Your instructions:
Gather, from the data below, each line in which the word "cite" occurs.

Given records:
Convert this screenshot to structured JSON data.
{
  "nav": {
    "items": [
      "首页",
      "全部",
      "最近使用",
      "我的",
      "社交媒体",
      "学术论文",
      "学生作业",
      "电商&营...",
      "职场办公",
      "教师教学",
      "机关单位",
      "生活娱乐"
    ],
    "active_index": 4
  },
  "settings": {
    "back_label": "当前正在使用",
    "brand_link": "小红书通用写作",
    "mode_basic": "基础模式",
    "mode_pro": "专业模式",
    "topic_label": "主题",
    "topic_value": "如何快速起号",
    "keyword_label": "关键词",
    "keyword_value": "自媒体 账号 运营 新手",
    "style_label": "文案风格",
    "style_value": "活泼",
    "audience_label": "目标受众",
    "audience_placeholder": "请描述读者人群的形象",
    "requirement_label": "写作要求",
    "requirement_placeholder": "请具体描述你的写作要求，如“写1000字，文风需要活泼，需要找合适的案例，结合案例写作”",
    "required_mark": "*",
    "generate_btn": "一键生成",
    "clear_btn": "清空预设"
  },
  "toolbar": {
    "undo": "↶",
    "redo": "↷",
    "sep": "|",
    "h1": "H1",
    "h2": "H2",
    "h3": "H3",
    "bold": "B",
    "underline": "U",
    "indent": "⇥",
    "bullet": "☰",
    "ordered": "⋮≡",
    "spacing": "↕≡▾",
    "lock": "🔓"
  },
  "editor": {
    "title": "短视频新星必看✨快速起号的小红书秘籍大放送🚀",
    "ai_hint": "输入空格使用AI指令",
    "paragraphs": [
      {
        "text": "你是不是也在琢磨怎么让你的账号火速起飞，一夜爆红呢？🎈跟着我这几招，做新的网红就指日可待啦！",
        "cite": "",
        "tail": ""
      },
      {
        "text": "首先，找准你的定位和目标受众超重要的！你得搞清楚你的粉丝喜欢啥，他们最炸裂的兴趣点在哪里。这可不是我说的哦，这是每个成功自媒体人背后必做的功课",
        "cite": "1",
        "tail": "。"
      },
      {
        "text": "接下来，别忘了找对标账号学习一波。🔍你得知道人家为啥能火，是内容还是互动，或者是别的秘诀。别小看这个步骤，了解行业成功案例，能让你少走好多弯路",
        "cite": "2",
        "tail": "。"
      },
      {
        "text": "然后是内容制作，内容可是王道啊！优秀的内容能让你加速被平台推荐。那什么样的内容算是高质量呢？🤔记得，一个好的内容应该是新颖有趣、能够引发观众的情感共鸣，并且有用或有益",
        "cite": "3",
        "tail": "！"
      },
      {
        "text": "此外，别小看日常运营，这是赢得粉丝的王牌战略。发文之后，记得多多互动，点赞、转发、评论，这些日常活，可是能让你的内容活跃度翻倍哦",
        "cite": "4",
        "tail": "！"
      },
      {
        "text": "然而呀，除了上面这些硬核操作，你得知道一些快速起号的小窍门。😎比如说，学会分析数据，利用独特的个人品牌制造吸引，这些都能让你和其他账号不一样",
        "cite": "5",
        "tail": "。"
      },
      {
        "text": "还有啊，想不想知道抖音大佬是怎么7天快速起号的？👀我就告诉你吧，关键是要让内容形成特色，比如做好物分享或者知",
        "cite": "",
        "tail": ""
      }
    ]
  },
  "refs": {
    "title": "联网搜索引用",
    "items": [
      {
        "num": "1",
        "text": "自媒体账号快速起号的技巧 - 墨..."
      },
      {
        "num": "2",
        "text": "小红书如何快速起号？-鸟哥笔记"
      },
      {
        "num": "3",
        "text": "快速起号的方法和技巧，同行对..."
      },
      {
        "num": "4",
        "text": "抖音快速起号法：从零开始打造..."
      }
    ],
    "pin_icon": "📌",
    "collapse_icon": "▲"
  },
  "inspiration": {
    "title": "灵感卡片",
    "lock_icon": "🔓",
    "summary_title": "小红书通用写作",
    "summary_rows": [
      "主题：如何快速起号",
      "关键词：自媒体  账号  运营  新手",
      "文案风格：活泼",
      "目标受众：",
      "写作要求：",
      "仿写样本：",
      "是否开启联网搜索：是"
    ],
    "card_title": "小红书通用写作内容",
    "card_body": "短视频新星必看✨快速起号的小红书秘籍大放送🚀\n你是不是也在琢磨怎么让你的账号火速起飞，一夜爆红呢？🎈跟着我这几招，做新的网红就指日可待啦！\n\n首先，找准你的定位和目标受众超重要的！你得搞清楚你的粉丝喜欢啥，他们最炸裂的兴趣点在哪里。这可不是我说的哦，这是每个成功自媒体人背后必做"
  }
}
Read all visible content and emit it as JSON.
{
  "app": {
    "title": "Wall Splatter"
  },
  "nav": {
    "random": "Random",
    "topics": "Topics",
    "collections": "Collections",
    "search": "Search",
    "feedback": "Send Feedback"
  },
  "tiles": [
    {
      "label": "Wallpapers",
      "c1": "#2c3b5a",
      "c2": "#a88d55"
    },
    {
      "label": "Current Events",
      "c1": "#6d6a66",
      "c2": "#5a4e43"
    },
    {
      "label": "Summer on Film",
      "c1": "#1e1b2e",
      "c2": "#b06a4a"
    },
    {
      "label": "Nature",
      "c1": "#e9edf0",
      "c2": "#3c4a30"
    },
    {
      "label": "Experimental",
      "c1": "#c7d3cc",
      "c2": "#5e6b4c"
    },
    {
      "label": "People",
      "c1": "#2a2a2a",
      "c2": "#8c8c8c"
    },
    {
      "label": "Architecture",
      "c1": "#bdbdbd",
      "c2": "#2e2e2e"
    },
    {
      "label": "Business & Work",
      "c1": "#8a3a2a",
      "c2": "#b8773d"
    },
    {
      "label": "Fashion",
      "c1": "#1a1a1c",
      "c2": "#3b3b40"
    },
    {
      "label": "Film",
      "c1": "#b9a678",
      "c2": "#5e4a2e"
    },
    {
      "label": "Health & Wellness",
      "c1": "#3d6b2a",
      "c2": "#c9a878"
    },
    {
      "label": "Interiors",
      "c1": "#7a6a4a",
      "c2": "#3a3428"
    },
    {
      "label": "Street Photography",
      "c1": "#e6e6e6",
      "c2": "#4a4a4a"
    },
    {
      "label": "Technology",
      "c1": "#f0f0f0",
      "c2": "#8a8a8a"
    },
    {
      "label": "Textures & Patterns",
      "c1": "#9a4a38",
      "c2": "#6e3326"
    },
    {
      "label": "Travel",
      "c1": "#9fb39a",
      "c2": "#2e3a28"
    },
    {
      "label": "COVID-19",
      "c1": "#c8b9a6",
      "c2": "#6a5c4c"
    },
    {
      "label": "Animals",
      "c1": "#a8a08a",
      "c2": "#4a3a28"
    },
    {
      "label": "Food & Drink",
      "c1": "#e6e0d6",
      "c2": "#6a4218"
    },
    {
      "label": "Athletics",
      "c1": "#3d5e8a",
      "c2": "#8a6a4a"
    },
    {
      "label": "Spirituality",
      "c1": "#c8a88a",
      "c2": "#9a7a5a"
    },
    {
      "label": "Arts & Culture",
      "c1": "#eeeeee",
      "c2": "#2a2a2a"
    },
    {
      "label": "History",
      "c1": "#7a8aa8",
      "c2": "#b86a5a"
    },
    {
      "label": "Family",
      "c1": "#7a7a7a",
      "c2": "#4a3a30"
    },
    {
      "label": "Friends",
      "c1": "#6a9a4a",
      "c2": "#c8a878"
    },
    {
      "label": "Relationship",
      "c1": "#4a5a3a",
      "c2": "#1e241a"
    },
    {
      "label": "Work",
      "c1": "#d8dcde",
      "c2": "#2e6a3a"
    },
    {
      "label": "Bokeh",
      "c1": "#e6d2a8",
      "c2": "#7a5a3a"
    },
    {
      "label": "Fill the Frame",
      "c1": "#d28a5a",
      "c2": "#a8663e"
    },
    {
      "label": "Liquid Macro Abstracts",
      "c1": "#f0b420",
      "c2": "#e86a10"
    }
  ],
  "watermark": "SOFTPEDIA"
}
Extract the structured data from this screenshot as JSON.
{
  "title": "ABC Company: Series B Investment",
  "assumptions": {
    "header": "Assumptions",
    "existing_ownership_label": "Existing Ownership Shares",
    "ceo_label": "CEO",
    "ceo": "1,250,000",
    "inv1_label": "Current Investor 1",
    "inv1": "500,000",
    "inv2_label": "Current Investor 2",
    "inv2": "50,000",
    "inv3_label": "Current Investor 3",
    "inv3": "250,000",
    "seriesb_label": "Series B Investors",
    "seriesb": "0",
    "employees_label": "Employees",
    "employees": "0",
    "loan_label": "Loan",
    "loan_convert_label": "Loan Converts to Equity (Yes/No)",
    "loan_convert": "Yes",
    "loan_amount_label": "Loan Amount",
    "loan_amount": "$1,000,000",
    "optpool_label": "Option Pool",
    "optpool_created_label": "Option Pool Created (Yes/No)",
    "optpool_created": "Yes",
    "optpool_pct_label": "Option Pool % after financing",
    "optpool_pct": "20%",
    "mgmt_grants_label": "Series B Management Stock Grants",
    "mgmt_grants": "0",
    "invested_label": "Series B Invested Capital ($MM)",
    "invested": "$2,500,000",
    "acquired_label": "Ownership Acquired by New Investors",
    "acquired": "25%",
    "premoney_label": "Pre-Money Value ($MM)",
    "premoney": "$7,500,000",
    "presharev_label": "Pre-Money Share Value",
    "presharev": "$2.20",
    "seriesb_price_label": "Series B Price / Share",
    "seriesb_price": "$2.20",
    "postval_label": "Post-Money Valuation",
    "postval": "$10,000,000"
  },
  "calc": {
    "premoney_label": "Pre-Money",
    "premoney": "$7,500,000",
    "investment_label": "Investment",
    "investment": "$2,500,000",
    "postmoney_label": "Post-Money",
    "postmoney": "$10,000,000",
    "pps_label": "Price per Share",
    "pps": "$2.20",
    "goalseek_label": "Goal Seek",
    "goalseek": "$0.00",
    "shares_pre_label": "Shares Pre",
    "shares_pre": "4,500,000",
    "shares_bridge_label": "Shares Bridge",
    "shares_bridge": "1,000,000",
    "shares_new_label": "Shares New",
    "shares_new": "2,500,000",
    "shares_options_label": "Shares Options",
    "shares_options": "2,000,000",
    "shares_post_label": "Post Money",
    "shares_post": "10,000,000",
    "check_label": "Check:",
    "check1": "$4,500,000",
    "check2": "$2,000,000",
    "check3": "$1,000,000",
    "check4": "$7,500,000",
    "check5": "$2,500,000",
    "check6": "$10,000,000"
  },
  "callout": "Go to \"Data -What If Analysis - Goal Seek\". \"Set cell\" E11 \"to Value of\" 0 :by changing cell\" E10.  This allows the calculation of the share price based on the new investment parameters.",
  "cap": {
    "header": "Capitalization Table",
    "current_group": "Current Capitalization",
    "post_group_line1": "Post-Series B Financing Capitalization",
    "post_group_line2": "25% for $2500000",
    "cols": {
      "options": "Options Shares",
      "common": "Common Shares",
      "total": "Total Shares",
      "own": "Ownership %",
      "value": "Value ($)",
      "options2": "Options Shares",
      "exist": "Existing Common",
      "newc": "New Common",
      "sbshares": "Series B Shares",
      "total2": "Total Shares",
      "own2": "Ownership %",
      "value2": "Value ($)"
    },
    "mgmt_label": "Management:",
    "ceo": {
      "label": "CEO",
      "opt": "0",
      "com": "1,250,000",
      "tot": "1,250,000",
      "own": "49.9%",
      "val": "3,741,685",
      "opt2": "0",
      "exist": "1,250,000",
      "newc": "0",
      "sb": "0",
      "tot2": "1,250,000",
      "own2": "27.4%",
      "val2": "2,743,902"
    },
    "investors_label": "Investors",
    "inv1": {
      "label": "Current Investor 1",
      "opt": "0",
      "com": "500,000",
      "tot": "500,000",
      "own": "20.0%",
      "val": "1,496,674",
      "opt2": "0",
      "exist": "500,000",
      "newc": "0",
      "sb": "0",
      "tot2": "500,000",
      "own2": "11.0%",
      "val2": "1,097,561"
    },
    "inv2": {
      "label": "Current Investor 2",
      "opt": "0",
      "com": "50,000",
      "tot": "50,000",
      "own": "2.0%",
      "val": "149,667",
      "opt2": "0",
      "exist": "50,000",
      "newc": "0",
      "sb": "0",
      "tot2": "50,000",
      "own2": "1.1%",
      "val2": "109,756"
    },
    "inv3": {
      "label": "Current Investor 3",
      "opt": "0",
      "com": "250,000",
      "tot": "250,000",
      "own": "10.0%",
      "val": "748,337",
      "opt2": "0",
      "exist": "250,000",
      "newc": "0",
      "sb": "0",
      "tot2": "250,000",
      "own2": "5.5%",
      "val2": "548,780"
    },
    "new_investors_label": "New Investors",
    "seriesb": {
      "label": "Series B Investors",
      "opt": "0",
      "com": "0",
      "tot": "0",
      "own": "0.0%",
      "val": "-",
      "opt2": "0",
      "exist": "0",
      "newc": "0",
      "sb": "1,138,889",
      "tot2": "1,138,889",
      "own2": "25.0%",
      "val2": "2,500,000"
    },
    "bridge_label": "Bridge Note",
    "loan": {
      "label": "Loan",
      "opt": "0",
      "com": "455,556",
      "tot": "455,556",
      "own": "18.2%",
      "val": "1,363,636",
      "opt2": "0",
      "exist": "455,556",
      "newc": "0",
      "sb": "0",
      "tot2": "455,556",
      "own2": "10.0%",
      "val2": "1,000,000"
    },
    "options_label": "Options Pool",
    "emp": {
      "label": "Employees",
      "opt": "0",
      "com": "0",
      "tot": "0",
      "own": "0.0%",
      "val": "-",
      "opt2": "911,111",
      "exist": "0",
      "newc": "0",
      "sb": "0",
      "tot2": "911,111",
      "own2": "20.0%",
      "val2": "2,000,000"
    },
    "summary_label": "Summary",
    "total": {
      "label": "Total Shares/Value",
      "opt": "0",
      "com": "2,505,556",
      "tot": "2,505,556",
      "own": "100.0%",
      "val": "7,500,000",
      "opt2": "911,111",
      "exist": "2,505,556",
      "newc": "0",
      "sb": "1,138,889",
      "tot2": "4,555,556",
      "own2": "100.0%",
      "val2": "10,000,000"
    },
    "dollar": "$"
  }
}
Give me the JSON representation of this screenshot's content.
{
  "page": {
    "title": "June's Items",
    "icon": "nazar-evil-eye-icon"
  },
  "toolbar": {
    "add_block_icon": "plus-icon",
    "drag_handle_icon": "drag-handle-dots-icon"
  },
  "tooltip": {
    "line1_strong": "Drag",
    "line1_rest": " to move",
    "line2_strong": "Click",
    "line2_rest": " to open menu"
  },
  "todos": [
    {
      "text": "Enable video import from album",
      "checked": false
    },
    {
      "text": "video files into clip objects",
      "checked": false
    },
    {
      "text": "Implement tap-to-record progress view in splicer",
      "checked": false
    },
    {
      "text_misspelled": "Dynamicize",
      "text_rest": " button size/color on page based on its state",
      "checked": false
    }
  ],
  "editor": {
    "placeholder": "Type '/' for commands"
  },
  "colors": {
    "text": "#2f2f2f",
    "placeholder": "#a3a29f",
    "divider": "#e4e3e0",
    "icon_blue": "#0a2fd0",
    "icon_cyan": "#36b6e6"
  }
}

Response to this exercise:
        "cite": "",
        "cite": "1",
        "cite": "2",
        "cite": "3",
        "cite": "4",
        "cite": "5",
        "cite": "",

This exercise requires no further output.